Exercise materials |
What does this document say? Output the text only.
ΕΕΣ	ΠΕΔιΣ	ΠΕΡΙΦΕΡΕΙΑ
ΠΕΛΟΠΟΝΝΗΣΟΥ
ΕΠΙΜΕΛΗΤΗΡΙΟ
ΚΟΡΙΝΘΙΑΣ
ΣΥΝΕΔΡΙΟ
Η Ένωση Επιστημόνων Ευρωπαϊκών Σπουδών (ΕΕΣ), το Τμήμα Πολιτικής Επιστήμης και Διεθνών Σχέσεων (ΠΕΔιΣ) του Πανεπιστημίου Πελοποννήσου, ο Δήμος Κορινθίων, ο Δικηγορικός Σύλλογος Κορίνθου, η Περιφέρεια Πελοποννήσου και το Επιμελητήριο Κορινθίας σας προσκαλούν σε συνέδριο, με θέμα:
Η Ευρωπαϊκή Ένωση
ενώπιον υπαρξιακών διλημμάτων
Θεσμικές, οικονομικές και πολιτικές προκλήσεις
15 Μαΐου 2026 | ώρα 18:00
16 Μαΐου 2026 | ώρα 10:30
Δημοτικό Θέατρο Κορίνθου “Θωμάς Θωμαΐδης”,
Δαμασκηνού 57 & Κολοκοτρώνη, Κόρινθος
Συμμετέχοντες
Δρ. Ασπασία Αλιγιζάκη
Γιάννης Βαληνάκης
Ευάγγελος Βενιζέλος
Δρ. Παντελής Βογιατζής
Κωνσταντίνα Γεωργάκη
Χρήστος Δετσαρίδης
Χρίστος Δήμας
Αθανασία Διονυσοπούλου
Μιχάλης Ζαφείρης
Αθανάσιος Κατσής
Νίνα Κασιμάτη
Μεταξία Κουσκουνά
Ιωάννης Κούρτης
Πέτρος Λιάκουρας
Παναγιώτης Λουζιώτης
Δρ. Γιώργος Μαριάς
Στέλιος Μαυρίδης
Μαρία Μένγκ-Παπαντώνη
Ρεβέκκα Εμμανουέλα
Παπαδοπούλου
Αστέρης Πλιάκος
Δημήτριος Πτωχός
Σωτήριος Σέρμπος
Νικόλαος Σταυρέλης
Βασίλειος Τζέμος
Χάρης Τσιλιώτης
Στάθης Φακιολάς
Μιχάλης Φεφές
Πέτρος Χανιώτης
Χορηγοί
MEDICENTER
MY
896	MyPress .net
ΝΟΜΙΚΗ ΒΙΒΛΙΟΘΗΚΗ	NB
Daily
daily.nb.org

Job |
Print the material above once more, exactly.

The solution |
What does this document say? Output the text only.
ΕΕΣ	ΠΕΔιΣ	ΠΕΡΙΦΕΡΕΙΑ
ΠΕΛΟΠΟΝΝΗΣΟΥ
ΕΠΙΜΕΛΗΤΗΡΙΟ
ΚΟΡΙΝΘΙΑΣ
ΣΥΝΕΔΡΙΟ
Η Ένωση Επιστημόνων Ευρωπαϊκών Σπουδών (ΕΕΣ), το Τμήμα Πολιτικής Επιστήμης και Διεθνών Σχέσεων (ΠΕΔιΣ) του Πανεπιστημίου Πελοποννήσου, ο Δήμος Κορινθίων, ο Δικηγορικός Σύλλογος Κορίνθου, η Περιφέρεια Πελοποννήσου και το Επιμελητήριο Κορινθίας σας προσκαλούν σε συνέδριο, με θέμα:
Η Ευρωπαϊκή Ένωση
ενώπιον υπαρξιακών διλημμάτων
Θεσμικές, οικονομικές και πολιτικές προκλήσεις
15 Μαΐου 2026 | ώρα 18:00
16 Μαΐου 2026 | ώρα 10:30
Δημοτικό Θέατρο Κορίνθου “Θωμάς Θωμαΐδης”,
Δαμασκηνού 57 & Κολοκοτρώνη, Κόρινθος
Συμμετέχοντες
Δρ. Ασπασία Αλιγιζάκη
Γιάννης Βαληνάκης
Ευάγγελος Βενιζέλος
Δρ. Παντελής Βογιατζής
Κωνσταντίνα Γεωργάκη
Χρήστος Δετσαρίδης
Χρίστος Δήμας
Αθανασία Διονυσοπούλου
Μιχάλης Ζαφείρης
Αθανάσιος Κατσής
Νίνα Κασιμάτη
Μεταξία Κουσκουνά
Ιωάννης Κούρτης
Πέτρος Λιάκουρας
Παναγιώτης Λουζιώτης
Δρ. Γιώργος Μαριάς
Στέλιος Μαυρίδης
Μαρία Μένγκ-Παπαντώνη
Ρεβέκκα Εμμανουέλα
Παπαδοπούλου
Αστέρης Πλιάκος
Δημήτριος Πτωχός
Σωτήριος Σέρμπος
Νικόλαος Σταυρέλης
Βασίλειος Τζέμος
Χάρης Τσιλιώτης
Στάθης Φακιολάς
Μιχάλης Φεφές
Πέτρος Χανιώτης
Χορηγοί
MEDICENTER
MY
896	MyPress .net
ΝΟΜΙΚΗ ΒΙΒΛΙΟΘΗΚΗ	NB
Daily
daily.nb.org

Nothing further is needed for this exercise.